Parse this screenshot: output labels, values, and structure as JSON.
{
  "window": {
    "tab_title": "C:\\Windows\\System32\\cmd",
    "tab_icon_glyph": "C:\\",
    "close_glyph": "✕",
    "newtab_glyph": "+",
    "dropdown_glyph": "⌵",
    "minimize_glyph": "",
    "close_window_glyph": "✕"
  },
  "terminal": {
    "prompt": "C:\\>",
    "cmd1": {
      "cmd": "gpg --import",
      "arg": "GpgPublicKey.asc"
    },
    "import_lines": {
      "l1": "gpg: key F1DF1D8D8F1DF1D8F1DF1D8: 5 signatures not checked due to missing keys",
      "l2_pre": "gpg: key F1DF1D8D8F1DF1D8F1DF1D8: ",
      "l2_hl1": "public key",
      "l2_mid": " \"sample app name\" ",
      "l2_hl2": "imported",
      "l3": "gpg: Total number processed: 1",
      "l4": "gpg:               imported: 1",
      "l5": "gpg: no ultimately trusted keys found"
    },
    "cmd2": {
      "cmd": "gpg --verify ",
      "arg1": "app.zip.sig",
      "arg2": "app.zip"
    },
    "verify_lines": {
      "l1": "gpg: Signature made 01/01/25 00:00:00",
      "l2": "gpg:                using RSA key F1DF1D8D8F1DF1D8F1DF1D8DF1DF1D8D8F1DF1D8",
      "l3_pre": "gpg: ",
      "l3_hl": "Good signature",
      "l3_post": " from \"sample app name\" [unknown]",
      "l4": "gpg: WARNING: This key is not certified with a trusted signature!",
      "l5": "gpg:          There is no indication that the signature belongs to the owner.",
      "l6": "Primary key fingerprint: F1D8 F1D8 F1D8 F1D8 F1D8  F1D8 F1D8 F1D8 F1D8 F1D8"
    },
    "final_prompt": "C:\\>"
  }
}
-*-*-
=== What to work on ===
Type out the entries again, word for word.

=== Result of this exercise ===
Parse this screenshot: output labels, values, and structure as JSON.
{
  "window": {
    "tab_title": "C:\\Windows\\System32\\cmd",
    "tab_icon_glyph": "C:\\",
    "close_glyph": "✕",
    "newtab_glyph": "+",
    "dropdown_glyph": "⌵",
    "minimize_glyph": "",
    "close_window_glyph": "✕"
  },
  "terminal": {
    "prompt": "C:\\>",
    "cmd1": {
      "cmd": "gpg --import",
      "arg": "GpgPublicKey.asc"
    },
    "import_lines": {
      "l1": "gpg: key F1DF1D8D8F1DF1D8F1DF1D8: 5 signatures not checked due to missing keys",
      "l2_pre": "gpg: key F1DF1D8D8F1DF1D8F1DF1D8: ",
      "l2_hl1": "public key",
      "l2_mid": " \"sample app name\" ",
      "l2_hl2": "imported",
      "l3": "gpg: Total number processed: 1",
      "l4": "gpg:               imported: 1",
      "l5": "gpg: no ultimately trusted keys found"
    },
    "cmd2": {
      "cmd": "gpg --verify ",
      "arg1": "app.zip.sig",
      "arg2": "app.zip"
    },
    "verify_lines": {
      "l1": "gpg: Signature made 01/01/25 00:00:00",
      "l2": "gpg:                using RSA key F1DF1D8D8F1DF1D8F1DF1D8DF1DF1D8D8F1DF1D8",
      "l3_pre": "gpg: ",
      "l3_hl": "Good signature",
      "l3_post": " from \"sample app name\" [unknown]",
      "l4": "gpg: WARNING: This key is not certified with a trusted signature!",
      "l5": "gpg:          There is no indication that the signature belongs to the owner.",
      "l6": "Primary key fingerprint: F1D8 F1D8 F1D8 F1D8 F1D8  F1D8 F1D8 F1D8 F1D8 F1D8"
    },
    "final_prompt": "C:\\>"
  }
}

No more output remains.